• Directions for this task:
Skip the pictures and extract all of the lines exactly as written.

• Data section:
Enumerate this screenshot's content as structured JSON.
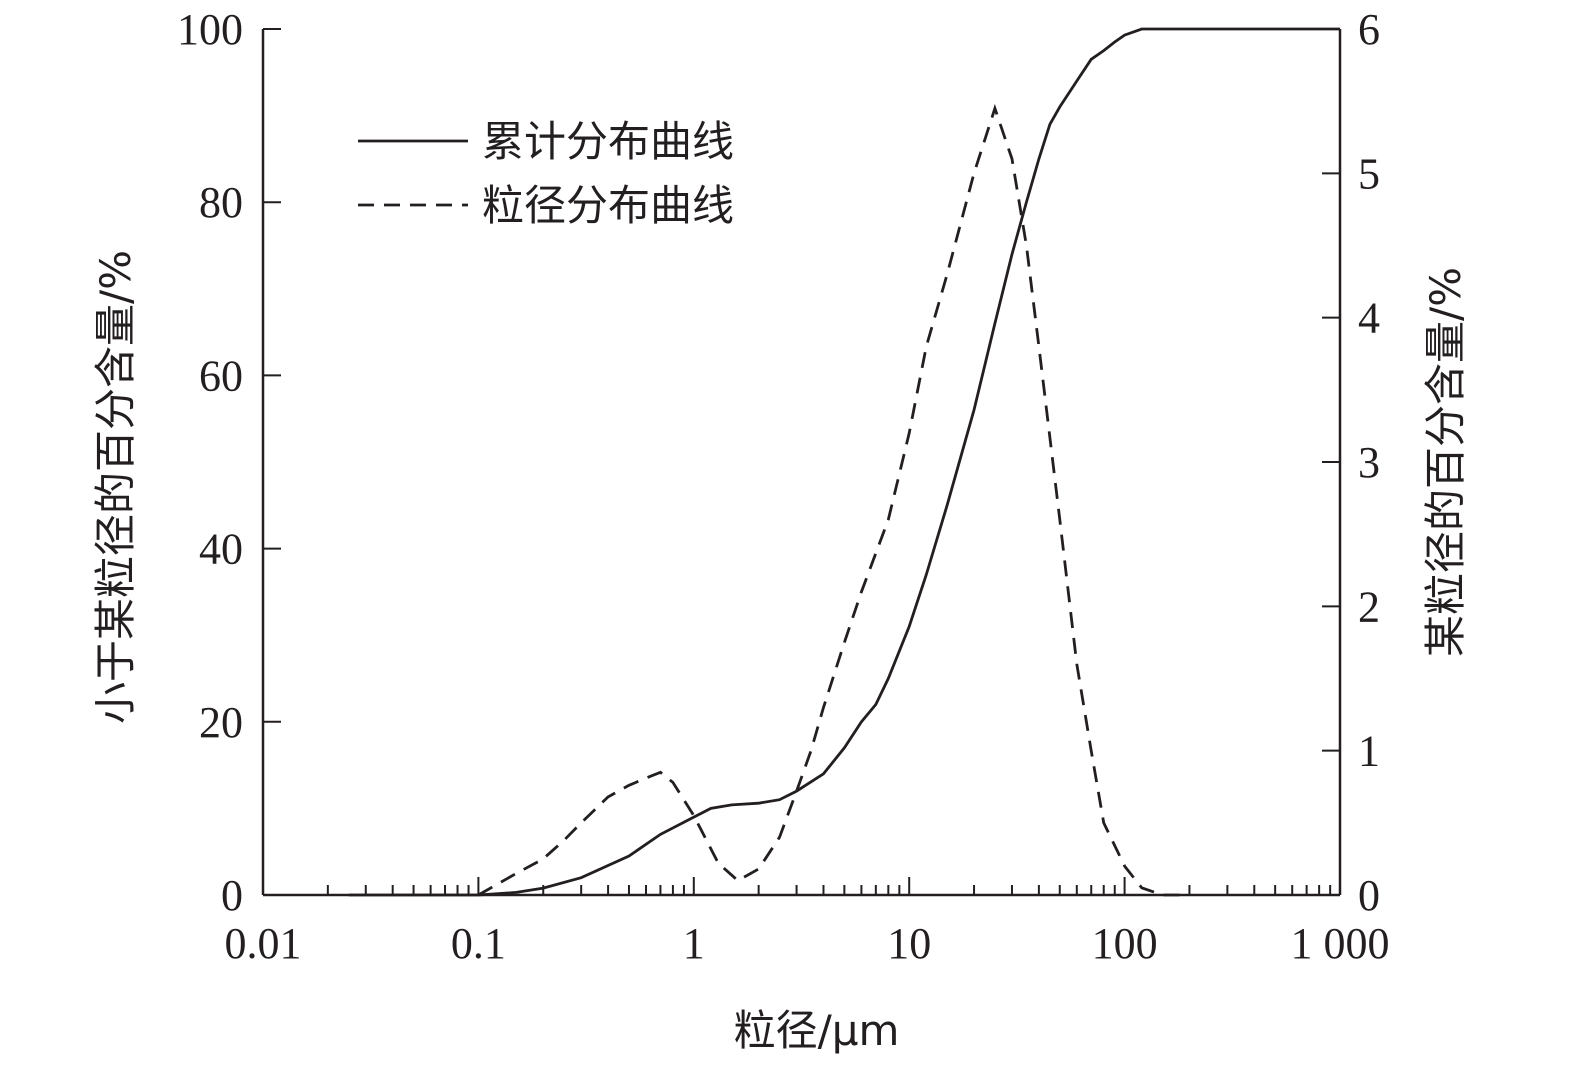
{
  "chart_data": {
    "type": "line",
    "title": "",
    "xlabel": "粒径/μm",
    "ylabel_left": "小于某粒径的百分含量/%",
    "ylabel_right": "某粒径的百分含量/%",
    "x_scale": "log",
    "xlim": [
      0.01,
      1000
    ],
    "ylim_left": [
      0,
      100
    ],
    "ylim_right": [
      0,
      6
    ],
    "x_ticks": [
      0.01,
      0.1,
      1,
      10,
      100,
      1000
    ],
    "x_tick_labels": [
      "0.01",
      "0.1",
      "1",
      "10",
      "100",
      "1 000"
    ],
    "y_left_ticks": [
      0,
      20,
      40,
      60,
      80,
      100
    ],
    "y_left_tick_labels": [
      "0",
      "20",
      "40",
      "60",
      "80",
      "100"
    ],
    "y_right_ticks": [
      0,
      1,
      2,
      3,
      4,
      5,
      6
    ],
    "y_right_tick_labels": [
      "0",
      "1",
      "2",
      "3",
      "4",
      "5",
      "6"
    ],
    "grid": false,
    "legend_position": "top-left",
    "series": [
      {
        "name": "累计分布曲线",
        "axis": "left",
        "style": "solid",
        "x": [
          0.025,
          0.1,
          0.15,
          0.2,
          0.3,
          0.5,
          0.7,
          1.0,
          1.2,
          1.5,
          2.0,
          2.5,
          3.0,
          4.0,
          5.0,
          6.0,
          7.0,
          8.0,
          10.0,
          12.0,
          15.0,
          20.0,
          25.0,
          30.0,
          35.0,
          40.0,
          45.0,
          50.0,
          60.0,
          70.0,
          80.0,
          90.0,
          100.0,
          120.0,
          150.0,
          200.0,
          500.0,
          1000.0
        ],
        "y": [
          0,
          0,
          0.3,
          0.8,
          2.0,
          4.5,
          7.0,
          9.0,
          10.0,
          10.4,
          10.6,
          11.0,
          12.0,
          14.0,
          17.0,
          20.0,
          22.0,
          25.0,
          31.0,
          37.0,
          45.0,
          56.0,
          66.0,
          74.0,
          80.0,
          85.0,
          89.0,
          91.0,
          94.0,
          96.5,
          97.5,
          98.5,
          99.3,
          100,
          100,
          100,
          100,
          100
        ]
      },
      {
        "name": "粒径分布曲线",
        "axis": "right",
        "style": "dashed",
        "x": [
          0.1,
          0.15,
          0.2,
          0.25,
          0.3,
          0.4,
          0.5,
          0.6,
          0.7,
          0.8,
          1.0,
          1.3,
          1.6,
          2.0,
          2.5,
          3.0,
          3.5,
          4.0,
          5.0,
          6.0,
          8.0,
          10.0,
          12.0,
          15.0,
          20.0,
          25.0,
          30.0,
          35.0,
          40.0,
          50.0,
          60.0,
          70.0,
          80.0,
          100.0,
          120.0,
          150.0,
          180.0
        ],
        "y": [
          0,
          0.15,
          0.25,
          0.38,
          0.5,
          0.68,
          0.76,
          0.81,
          0.85,
          0.78,
          0.55,
          0.22,
          0.1,
          0.18,
          0.4,
          0.72,
          1.0,
          1.3,
          1.75,
          2.1,
          2.6,
          3.2,
          3.8,
          4.3,
          5.0,
          5.45,
          5.1,
          4.5,
          3.8,
          2.6,
          1.6,
          1.0,
          0.5,
          0.2,
          0.05,
          0.0,
          0.0
        ]
      }
    ]
  }
}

• Final answer:
Enumerate this screenshot's content as structured JSON.
{
  "chart_data": {
    "type": "line",
    "title": "",
    "xlabel": "粒径/μm",
    "ylabel_left": "小于某粒径的百分含量/%",
    "ylabel_right": "某粒径的百分含量/%",
    "x_scale": "log",
    "xlim": [
      0.01,
      1000
    ],
    "ylim_left": [
      0,
      100
    ],
    "ylim_right": [
      0,
      6
    ],
    "x_ticks": [
      0.01,
      0.1,
      1,
      10,
      100,
      1000
    ],
    "x_tick_labels": [
      "0.01",
      "0.1",
      "1",
      "10",
      "100",
      "1 000"
    ],
    "y_left_ticks": [
      0,
      20,
      40,
      60,
      80,
      100
    ],
    "y_left_tick_labels": [
      "0",
      "20",
      "40",
      "60",
      "80",
      "100"
    ],
    "y_right_ticks": [
      0,
      1,
      2,
      3,
      4,
      5,
      6
    ],
    "y_right_tick_labels": [
      "0",
      "1",
      "2",
      "3",
      "4",
      "5",
      "6"
    ],
    "grid": false,
    "legend_position": "top-left",
    "series": [
      {
        "name": "累计分布曲线",
        "axis": "left",
        "style": "solid",
        "x": [
          0.025,
          0.1,
          0.15,
          0.2,
          0.3,
          0.5,
          0.7,
          1.0,
          1.2,
          1.5,
          2.0,
          2.5,
          3.0,
          4.0,
          5.0,
          6.0,
          7.0,
          8.0,
          10.0,
          12.0,
          15.0,
          20.0,
          25.0,
          30.0,
          35.0,
          40.0,
          45.0,
          50.0,
          60.0,
          70.0,
          80.0,
          90.0,
          100.0,
          120.0,
          150.0,
          200.0,
          500.0,
          1000.0
        ],
        "y": [
          0,
          0,
          0.3,
          0.8,
          2.0,
          4.5,
          7.0,
          9.0,
          10.0,
          10.4,
          10.6,
          11.0,
          12.0,
          14.0,
          17.0,
          20.0,
          22.0,
          25.0,
          31.0,
          37.0,
          45.0,
          56.0,
          66.0,
          74.0,
          80.0,
          85.0,
          89.0,
          91.0,
          94.0,
          96.5,
          97.5,
          98.5,
          99.3,
          100,
          100,
          100,
          100,
          100
        ]
      },
      {
        "name": "粒径分布曲线",
        "axis": "right",
        "style": "dashed",
        "x": [
          0.1,
          0.15,
          0.2,
          0.25,
          0.3,
          0.4,
          0.5,
          0.6,
          0.7,
          0.8,
          1.0,
          1.3,
          1.6,
          2.0,
          2.5,
          3.0,
          3.5,
          4.0,
          5.0,
          6.0,
          8.0,
          10.0,
          12.0,
          15.0,
          20.0,
          25.0,
          30.0,
          35.0,
          40.0,
          50.0,
          60.0,
          70.0,
          80.0,
          100.0,
          120.0,
          150.0,
          180.0
        ],
        "y": [
          0,
          0.15,
          0.25,
          0.38,
          0.5,
          0.68,
          0.76,
          0.81,
          0.85,
          0.78,
          0.55,
          0.22,
          0.1,
          0.18,
          0.4,
          0.72,
          1.0,
          1.3,
          1.75,
          2.1,
          2.6,
          3.2,
          3.8,
          4.3,
          5.0,
          5.45,
          5.1,
          4.5,
          3.8,
          2.6,
          1.6,
          1.0,
          0.5,
          0.2,
          0.05,
          0.0,
          0.0
        ]
      }
    ]
  }
}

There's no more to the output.